■ **Dataset records**:

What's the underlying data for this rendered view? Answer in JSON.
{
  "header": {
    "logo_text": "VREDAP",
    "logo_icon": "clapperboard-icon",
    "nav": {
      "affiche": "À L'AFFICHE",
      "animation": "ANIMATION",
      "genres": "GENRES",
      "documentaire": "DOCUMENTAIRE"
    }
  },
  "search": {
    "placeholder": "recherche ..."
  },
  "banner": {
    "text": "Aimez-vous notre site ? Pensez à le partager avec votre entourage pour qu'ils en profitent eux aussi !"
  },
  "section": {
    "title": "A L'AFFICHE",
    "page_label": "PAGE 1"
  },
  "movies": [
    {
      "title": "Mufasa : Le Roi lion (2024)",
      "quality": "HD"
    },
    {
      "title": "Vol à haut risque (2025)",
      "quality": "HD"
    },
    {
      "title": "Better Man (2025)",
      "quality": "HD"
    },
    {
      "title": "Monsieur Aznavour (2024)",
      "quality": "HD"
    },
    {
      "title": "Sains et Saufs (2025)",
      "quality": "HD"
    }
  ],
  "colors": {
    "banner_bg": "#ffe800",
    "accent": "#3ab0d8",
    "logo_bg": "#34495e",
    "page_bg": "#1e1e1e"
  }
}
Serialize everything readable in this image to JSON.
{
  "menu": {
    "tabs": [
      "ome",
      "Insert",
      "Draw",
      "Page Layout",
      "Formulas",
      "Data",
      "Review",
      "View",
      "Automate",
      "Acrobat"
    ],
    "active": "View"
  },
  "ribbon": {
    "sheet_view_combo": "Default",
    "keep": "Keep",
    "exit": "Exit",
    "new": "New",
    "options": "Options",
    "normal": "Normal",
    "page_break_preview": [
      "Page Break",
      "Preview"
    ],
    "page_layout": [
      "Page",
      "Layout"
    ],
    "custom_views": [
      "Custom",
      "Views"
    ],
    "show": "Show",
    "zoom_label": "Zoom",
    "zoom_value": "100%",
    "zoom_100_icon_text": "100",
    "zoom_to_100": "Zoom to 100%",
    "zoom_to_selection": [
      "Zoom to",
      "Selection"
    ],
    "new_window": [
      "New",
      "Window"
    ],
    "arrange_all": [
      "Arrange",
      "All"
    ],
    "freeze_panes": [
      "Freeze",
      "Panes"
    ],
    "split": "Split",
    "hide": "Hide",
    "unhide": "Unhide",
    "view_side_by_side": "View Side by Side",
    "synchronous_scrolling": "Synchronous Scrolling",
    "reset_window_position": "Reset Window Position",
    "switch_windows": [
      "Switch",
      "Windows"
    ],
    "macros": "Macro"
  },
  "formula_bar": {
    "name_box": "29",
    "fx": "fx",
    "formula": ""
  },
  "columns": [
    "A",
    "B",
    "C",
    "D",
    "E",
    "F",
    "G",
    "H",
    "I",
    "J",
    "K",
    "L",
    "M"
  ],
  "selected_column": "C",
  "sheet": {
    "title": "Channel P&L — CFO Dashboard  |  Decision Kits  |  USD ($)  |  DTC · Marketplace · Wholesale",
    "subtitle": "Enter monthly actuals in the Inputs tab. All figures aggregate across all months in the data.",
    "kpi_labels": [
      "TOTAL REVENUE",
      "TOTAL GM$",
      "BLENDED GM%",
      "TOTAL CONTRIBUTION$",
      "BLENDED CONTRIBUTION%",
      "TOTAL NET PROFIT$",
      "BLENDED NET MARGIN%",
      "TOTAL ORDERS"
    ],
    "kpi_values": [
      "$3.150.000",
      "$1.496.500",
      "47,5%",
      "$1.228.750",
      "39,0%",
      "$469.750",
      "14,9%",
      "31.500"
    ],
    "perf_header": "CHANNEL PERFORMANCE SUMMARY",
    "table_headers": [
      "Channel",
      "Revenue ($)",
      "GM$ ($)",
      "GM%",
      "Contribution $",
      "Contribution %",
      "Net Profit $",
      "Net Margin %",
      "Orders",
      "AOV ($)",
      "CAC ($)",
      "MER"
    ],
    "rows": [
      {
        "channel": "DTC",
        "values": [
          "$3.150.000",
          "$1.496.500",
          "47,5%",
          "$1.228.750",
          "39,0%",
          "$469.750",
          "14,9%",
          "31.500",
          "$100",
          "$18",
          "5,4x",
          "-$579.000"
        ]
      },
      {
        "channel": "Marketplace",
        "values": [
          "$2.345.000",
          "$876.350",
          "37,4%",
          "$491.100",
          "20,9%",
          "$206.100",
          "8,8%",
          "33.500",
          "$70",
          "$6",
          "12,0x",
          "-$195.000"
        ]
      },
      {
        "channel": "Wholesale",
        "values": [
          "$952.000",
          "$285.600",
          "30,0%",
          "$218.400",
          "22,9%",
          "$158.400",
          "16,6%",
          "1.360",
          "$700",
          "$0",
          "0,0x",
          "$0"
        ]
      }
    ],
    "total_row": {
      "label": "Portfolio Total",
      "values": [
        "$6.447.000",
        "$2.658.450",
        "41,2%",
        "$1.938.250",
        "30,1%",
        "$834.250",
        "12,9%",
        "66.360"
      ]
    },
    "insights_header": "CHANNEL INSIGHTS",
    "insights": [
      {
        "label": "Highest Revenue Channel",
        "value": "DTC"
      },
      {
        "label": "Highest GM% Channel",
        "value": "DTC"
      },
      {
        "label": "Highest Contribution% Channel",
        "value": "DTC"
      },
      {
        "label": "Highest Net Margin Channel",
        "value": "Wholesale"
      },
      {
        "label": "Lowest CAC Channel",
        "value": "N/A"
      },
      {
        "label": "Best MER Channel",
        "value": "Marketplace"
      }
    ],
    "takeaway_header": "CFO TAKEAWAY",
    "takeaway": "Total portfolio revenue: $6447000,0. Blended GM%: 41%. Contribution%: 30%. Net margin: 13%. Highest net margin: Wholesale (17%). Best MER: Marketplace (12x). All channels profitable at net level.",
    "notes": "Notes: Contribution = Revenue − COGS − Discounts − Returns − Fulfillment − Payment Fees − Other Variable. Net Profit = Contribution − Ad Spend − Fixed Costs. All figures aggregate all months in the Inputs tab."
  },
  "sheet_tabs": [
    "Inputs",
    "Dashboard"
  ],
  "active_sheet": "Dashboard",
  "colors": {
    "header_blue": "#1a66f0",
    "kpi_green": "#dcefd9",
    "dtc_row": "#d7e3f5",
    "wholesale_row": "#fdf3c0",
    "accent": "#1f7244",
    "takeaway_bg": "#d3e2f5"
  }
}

■ **Problem to solve**: Isolate the lines above that contain the word "Highest" and copy them.

■ **Written response**:
        "label": "Highest Revenue Channel",
        "label": "Highest GM% Channel",
        "label": "Highest Contribution% Channel",
        "label": "Highest Net Margin Channel",
    "takeaway": "Total portfolio revenue: $6447000,0. Blended GM%: 41%. Contribution%: 30%. Net margin: 13%. Highest net margin: Wholesale (17%). Best MER: Marketplace (12x). All channels profitable at net level.",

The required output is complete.